• **Extracted records**
+++++

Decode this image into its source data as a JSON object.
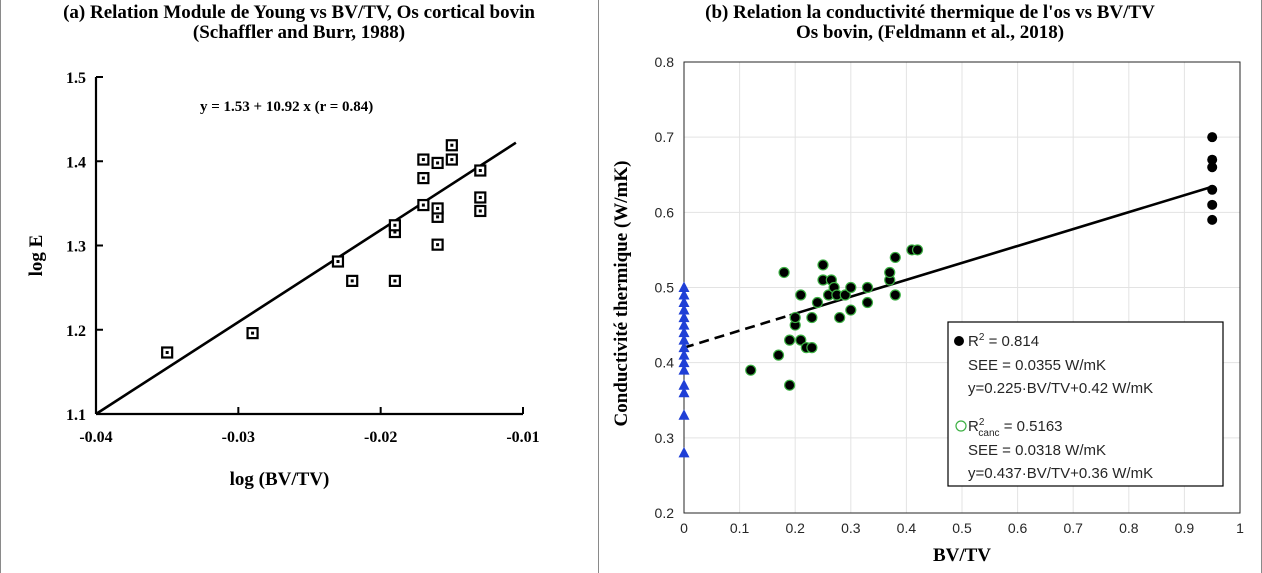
{
  "panel_a": {
    "title_line1": "(a) Relation Module de Young vs BV/TV, Os cortical bovin",
    "title_line2": "(Schaffler and Burr, 1988)"
  },
  "panel_b": {
    "title_line1": "(b) Relation la conductivité thermique de l'os vs BV/TV",
    "title_line2": "Os bovin, (Feldmann et al., 2018)"
  },
  "chart_data": [
    {
      "type": "scatter",
      "xlabel": "log (BV/TV)",
      "ylabel": "log E",
      "xlim": [
        -0.04,
        -0.01
      ],
      "ylim": [
        1.1,
        1.5
      ],
      "x_ticks": [
        -0.04,
        -0.03,
        -0.02,
        -0.01
      ],
      "x_tick_labels": [
        "-0.04",
        "-0.03",
        "-0.02",
        "-0.01"
      ],
      "y_ticks": [
        1.1,
        1.2,
        1.3,
        1.4,
        1.5
      ],
      "y_tick_labels": [
        "1.1",
        "1.2",
        "1.3",
        "1.4",
        "1.5"
      ],
      "grid": false,
      "marker": "open-square",
      "annotation": "y = 1.53 + 10.92 x   (r = 0.84)",
      "series": [
        {
          "points": [
            [
              -0.035,
              1.173
            ],
            [
              -0.029,
              1.196
            ],
            [
              -0.023,
              1.281
            ],
            [
              -0.022,
              1.258
            ],
            [
              -0.019,
              1.258
            ],
            [
              -0.019,
              1.316
            ],
            [
              -0.019,
              1.324
            ],
            [
              -0.017,
              1.348
            ],
            [
              -0.017,
              1.38
            ],
            [
              -0.017,
              1.402
            ],
            [
              -0.016,
              1.301
            ],
            [
              -0.016,
              1.334
            ],
            [
              -0.016,
              1.344
            ],
            [
              -0.016,
              1.398
            ],
            [
              -0.015,
              1.402
            ],
            [
              -0.015,
              1.419
            ],
            [
              -0.013,
              1.341
            ],
            [
              -0.013,
              1.357
            ],
            [
              -0.013,
              1.389
            ]
          ]
        }
      ],
      "fit_line": [
        [
          -0.04,
          1.1
        ],
        [
          -0.0105,
          1.422
        ]
      ]
    },
    {
      "type": "scatter",
      "xlabel": "BV/TV",
      "ylabel": "Conductivité thermique (W/mK)",
      "xlim": [
        0,
        1
      ],
      "ylim": [
        0.2,
        0.8
      ],
      "x_ticks": [
        0,
        0.1,
        0.2,
        0.3,
        0.4,
        0.5,
        0.6,
        0.7,
        0.8,
        0.9,
        1
      ],
      "x_tick_labels": [
        "0",
        "0.1",
        "0.2",
        "0.3",
        "0.4",
        "0.5",
        "0.6",
        "0.7",
        "0.8",
        "0.9",
        "1"
      ],
      "y_ticks": [
        0.2,
        0.3,
        0.4,
        0.5,
        0.6,
        0.7,
        0.8
      ],
      "y_tick_labels": [
        "0.2",
        "0.3",
        "0.4",
        "0.5",
        "0.6",
        "0.7",
        "0.8"
      ],
      "grid": true,
      "series": [
        {
          "marker": "filled-circle",
          "color": "#000000",
          "points": [
            [
              0.95,
              0.7
            ],
            [
              0.95,
              0.67
            ],
            [
              0.95,
              0.66
            ],
            [
              0.95,
              0.63
            ],
            [
              0.95,
              0.61
            ],
            [
              0.95,
              0.59
            ]
          ]
        },
        {
          "marker": "filled-circle-green-edge",
          "color": "#000000",
          "edge_color": "#3cb043",
          "points": [
            [
              0.12,
              0.39
            ],
            [
              0.17,
              0.41
            ],
            [
              0.18,
              0.52
            ],
            [
              0.19,
              0.43
            ],
            [
              0.19,
              0.37
            ],
            [
              0.2,
              0.45
            ],
            [
              0.2,
              0.46
            ],
            [
              0.21,
              0.49
            ],
            [
              0.21,
              0.43
            ],
            [
              0.22,
              0.42
            ],
            [
              0.23,
              0.42
            ],
            [
              0.23,
              0.46
            ],
            [
              0.24,
              0.48
            ],
            [
              0.25,
              0.53
            ],
            [
              0.25,
              0.51
            ],
            [
              0.26,
              0.49
            ],
            [
              0.265,
              0.51
            ],
            [
              0.27,
              0.5
            ],
            [
              0.275,
              0.49
            ],
            [
              0.28,
              0.46
            ],
            [
              0.29,
              0.49
            ],
            [
              0.3,
              0.5
            ],
            [
              0.3,
              0.47
            ],
            [
              0.33,
              0.5
            ],
            [
              0.33,
              0.48
            ],
            [
              0.37,
              0.51
            ],
            [
              0.37,
              0.52
            ],
            [
              0.38,
              0.54
            ],
            [
              0.38,
              0.49
            ],
            [
              0.41,
              0.55
            ],
            [
              0.42,
              0.55
            ]
          ]
        },
        {
          "marker": "triangle-up",
          "color": "#1f3fd6",
          "points": [
            [
              0,
              0.5
            ],
            [
              0,
              0.49
            ],
            [
              0,
              0.48
            ],
            [
              0,
              0.47
            ],
            [
              0,
              0.46
            ],
            [
              0,
              0.45
            ],
            [
              0,
              0.44
            ],
            [
              0,
              0.43
            ],
            [
              0,
              0.42
            ],
            [
              0,
              0.41
            ],
            [
              0,
              0.4
            ],
            [
              0,
              0.39
            ],
            [
              0,
              0.37
            ],
            [
              0,
              0.36
            ],
            [
              0,
              0.33
            ],
            [
              0,
              0.28
            ]
          ]
        }
      ],
      "fit_line_solid": [
        [
          0.19,
          0.463
        ],
        [
          0.95,
          0.634
        ]
      ],
      "fit_line_dashed": [
        [
          0,
          0.42
        ],
        [
          0.19,
          0.463
        ]
      ],
      "legend_box": {
        "line1_base": "R",
        "line1_sup": "2",
        "line1_rest": " = 0.814",
        "line2": "SEE = 0.0355 W/mK",
        "line3": "y=0.225·BV/TV+0.42 W/mK",
        "line4_base": "R",
        "line4_sup": "2",
        "line4_sub": "canc",
        "line4_rest": " = 0.5163",
        "line5": "SEE = 0.0318 W/mK",
        "line6": "y=0.437·BV/TV+0.36 W/mK"
      }
    }
  ]
}
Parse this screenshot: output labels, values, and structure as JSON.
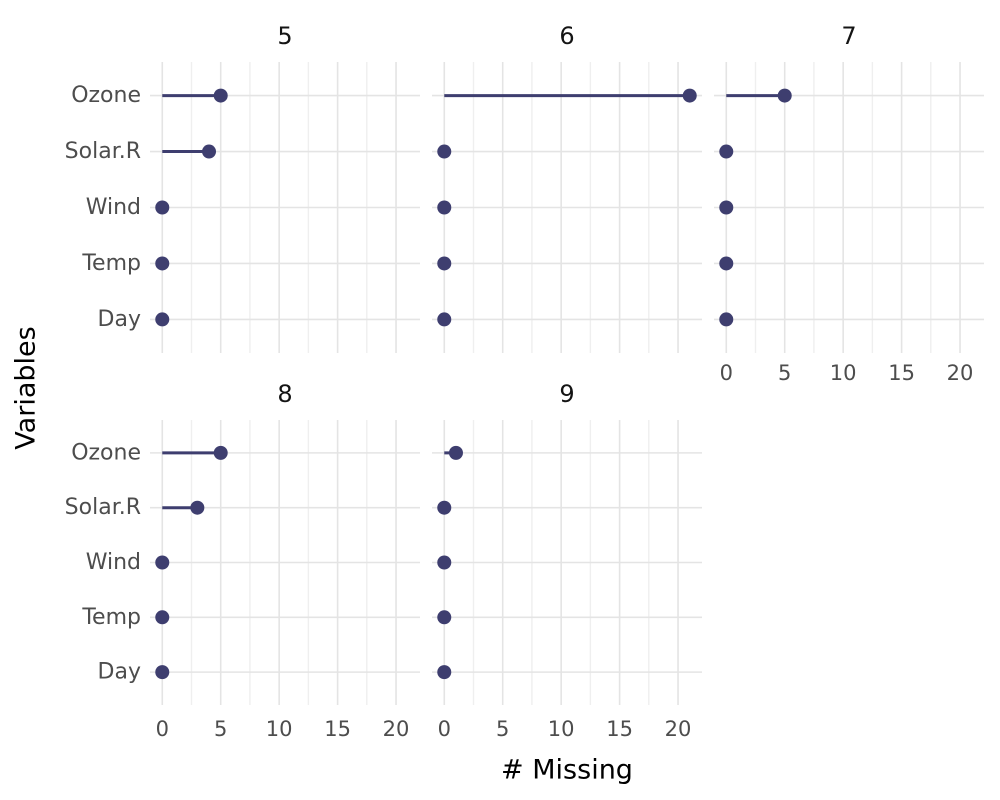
{
  "chart_data": {
    "type": "lollipop",
    "title": "",
    "xlabel": "# Missing",
    "ylabel": "Variables",
    "categories": [
      "Ozone",
      "Solar.R",
      "Wind",
      "Temp",
      "Day"
    ],
    "x_tick_labels": [
      "0",
      "5",
      "10",
      "15",
      "20"
    ],
    "x_tick_values": [
      0,
      5,
      10,
      15,
      20
    ],
    "x_minor_tick_values": [
      2.5,
      7.5,
      12.5,
      17.5
    ],
    "xlim": [
      -1.05,
      22.05
    ],
    "grid": "vertical major+minor and horizontal major gridlines, no axis lines, no panel border",
    "legend": "none",
    "facet_variable": "Month",
    "facets": [
      {
        "label": "5",
        "values": [
          5,
          4,
          0,
          0,
          0
        ]
      },
      {
        "label": "6",
        "values": [
          21,
          0,
          0,
          0,
          0
        ]
      },
      {
        "label": "7",
        "values": [
          5,
          0,
          0,
          0,
          0
        ]
      },
      {
        "label": "8",
        "values": [
          5,
          3,
          0,
          0,
          0
        ]
      },
      {
        "label": "9",
        "values": [
          1,
          0,
          0,
          0,
          0
        ]
      }
    ],
    "colors": {
      "point": "#3E3E6F",
      "stem": "#3E3E6F",
      "grid_major": "#e4e4e4",
      "grid_minor": "#efefef",
      "axis_text": "#4d4d4d",
      "strip_text": "#141414",
      "axis_title_text": "#000000",
      "background": "#ffffff"
    }
  }
}
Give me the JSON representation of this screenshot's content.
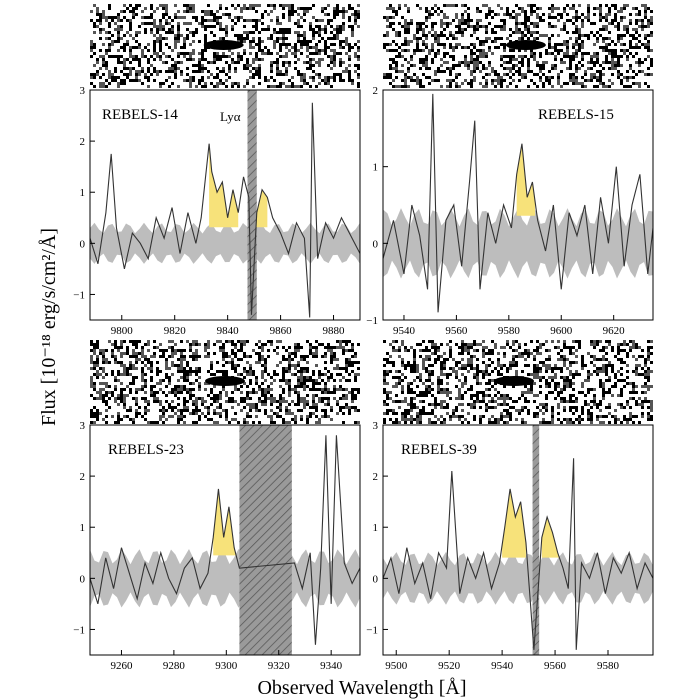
{
  "figure": {
    "ylabel": "Flux [10⁻¹⁸ erg/s/cm²/Å]",
    "xlabel": "Observed Wavelength [Å]"
  },
  "colors": {
    "noise_band": "#bdbdbd",
    "emission_fill": "#f7e27a",
    "spectrum_line": "#333333",
    "sky_mask": "#8c8c8c"
  },
  "chart_data": [
    {
      "type": "line",
      "panel_label": "REBELS-14",
      "annotation": "Lyα",
      "annotation_x": 9841,
      "xlim": [
        9788,
        9890
      ],
      "ylim": [
        -1.5,
        3
      ],
      "xticks": [
        9800,
        9820,
        9840,
        9860,
        9880
      ],
      "yticks": [
        -1,
        0,
        1,
        2,
        3
      ],
      "noise_level": 0.35,
      "masked_regions": [
        [
          9847.5,
          9851
        ]
      ],
      "emission_regions": [
        [
          9833,
          9844
        ],
        [
          9848.5,
          9855
        ]
      ],
      "spectrum": {
        "x": [
          9788,
          9791,
          9794,
          9796,
          9798,
          9801,
          9804,
          9807,
          9810,
          9813,
          9816,
          9819,
          9822,
          9825,
          9828,
          9830,
          9833,
          9834,
          9836,
          9838,
          9840,
          9842,
          9844,
          9846,
          9848,
          9849,
          9851,
          9853,
          9855,
          9857,
          9860,
          9863,
          9866,
          9869,
          9871,
          9872,
          9874,
          9877,
          9880,
          9883,
          9886,
          9890
        ],
        "y": [
          0.1,
          -0.4,
          0.6,
          1.75,
          0.3,
          -0.5,
          0.2,
          0.0,
          -0.3,
          0.5,
          0.1,
          0.7,
          -0.2,
          0.6,
          0.0,
          0.5,
          1.95,
          1.4,
          1.0,
          1.2,
          0.5,
          1.05,
          0.6,
          1.3,
          0.9,
          -1.4,
          0.6,
          1.05,
          0.9,
          0.5,
          0.2,
          -0.2,
          0.4,
          0.1,
          -1.45,
          2.75,
          -0.3,
          0.4,
          0.1,
          0.5,
          0.2,
          -0.2
        ]
      }
    },
    {
      "type": "line",
      "panel_label": "REBELS-15",
      "xlim": [
        9532,
        9635
      ],
      "ylim": [
        -1,
        2
      ],
      "xticks": [
        9540,
        9560,
        9580,
        9600,
        9620
      ],
      "yticks": [
        -1,
        0,
        1,
        2
      ],
      "noise_level": 0.4,
      "masked_regions": [],
      "emission_regions": [
        [
          9583,
          9590
        ]
      ],
      "spectrum": {
        "x": [
          9532,
          9536,
          9540,
          9543,
          9546,
          9549,
          9551,
          9553,
          9556,
          9559,
          9562,
          9565,
          9567,
          9569,
          9572,
          9575,
          9578,
          9581,
          9583,
          9585,
          9587,
          9589,
          9591,
          9594,
          9597,
          9600,
          9603,
          9606,
          9609,
          9612,
          9615,
          9618,
          9621,
          9624,
          9627,
          9630,
          9633,
          9635
        ],
        "y": [
          -0.2,
          0.3,
          -0.4,
          0.5,
          0.1,
          -0.6,
          1.95,
          -0.9,
          0.3,
          0.5,
          -0.3,
          0.8,
          1.6,
          -0.6,
          0.4,
          0.0,
          0.5,
          0.2,
          0.9,
          1.3,
          0.6,
          0.8,
          0.3,
          -0.1,
          0.5,
          -0.6,
          0.4,
          0.1,
          0.5,
          -0.4,
          0.6,
          0.0,
          1.0,
          -0.3,
          0.5,
          0.9,
          -0.4,
          0.2
        ]
      }
    },
    {
      "type": "line",
      "panel_label": "REBELS-23",
      "xlim": [
        9248,
        9351
      ],
      "ylim": [
        -1.5,
        3
      ],
      "xticks": [
        9260,
        9280,
        9300,
        9320,
        9340
      ],
      "yticks": [
        -1,
        0,
        1,
        2,
        3
      ],
      "noise_level": 0.5,
      "masked_regions": [
        [
          9305,
          9325
        ]
      ],
      "emission_regions": [
        [
          9295,
          9304
        ]
      ],
      "spectrum": {
        "x": [
          9248,
          9251,
          9254,
          9257,
          9260,
          9263,
          9266,
          9269,
          9272,
          9275,
          9278,
          9281,
          9284,
          9287,
          9290,
          9293,
          9295,
          9297,
          9299,
          9301,
          9303,
          9305,
          9326,
          9329,
          9332,
          9334,
          9336,
          9338,
          9340,
          9342,
          9345,
          9348,
          9351
        ],
        "y": [
          0.0,
          -0.5,
          0.4,
          -0.2,
          0.6,
          0.1,
          -0.4,
          0.3,
          -0.1,
          0.5,
          0.0,
          -0.3,
          0.2,
          0.4,
          -0.2,
          0.1,
          0.8,
          1.75,
          0.8,
          1.4,
          0.6,
          0.2,
          0.3,
          -0.2,
          0.5,
          -1.3,
          0.2,
          2.8,
          -0.5,
          2.8,
          0.3,
          -0.1,
          0.2
        ]
      }
    },
    {
      "type": "line",
      "panel_label": "REBELS-39",
      "xlim": [
        9495,
        9597
      ],
      "ylim": [
        -1.5,
        3
      ],
      "xticks": [
        9500,
        9520,
        9540,
        9560,
        9580
      ],
      "yticks": [
        -1,
        0,
        1,
        2,
        3
      ],
      "noise_level": 0.45,
      "masked_regions": [
        [
          9551.5,
          9554
        ]
      ],
      "emission_regions": [
        [
          9540,
          9549
        ],
        [
          9555,
          9562
        ]
      ],
      "spectrum": {
        "x": [
          9495,
          9498,
          9501,
          9504,
          9507,
          9510,
          9513,
          9516,
          9519,
          9521,
          9524,
          9527,
          9530,
          9533,
          9536,
          9539,
          9541,
          9543,
          9545,
          9547,
          9549,
          9552,
          9555,
          9557,
          9559,
          9561,
          9563,
          9565,
          9567,
          9568,
          9570,
          9573,
          9576,
          9579,
          9582,
          9585,
          9588,
          9591,
          9594,
          9597
        ],
        "y": [
          0.0,
          0.4,
          -0.3,
          0.6,
          -0.1,
          0.3,
          -0.4,
          0.5,
          0.2,
          2.1,
          -0.3,
          0.4,
          0.0,
          0.5,
          -0.2,
          0.3,
          1.0,
          1.75,
          1.2,
          1.5,
          0.7,
          -1.4,
          0.8,
          1.2,
          0.9,
          0.5,
          0.2,
          -0.2,
          2.35,
          -1.4,
          0.3,
          0.0,
          0.5,
          -0.3,
          0.4,
          0.1,
          0.5,
          -0.2,
          0.3,
          0.0
        ]
      }
    }
  ]
}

+++++

• **Aim**
Lines of the listing that contain the word "thermique" are to be counted; report only their number.

• **Output**
2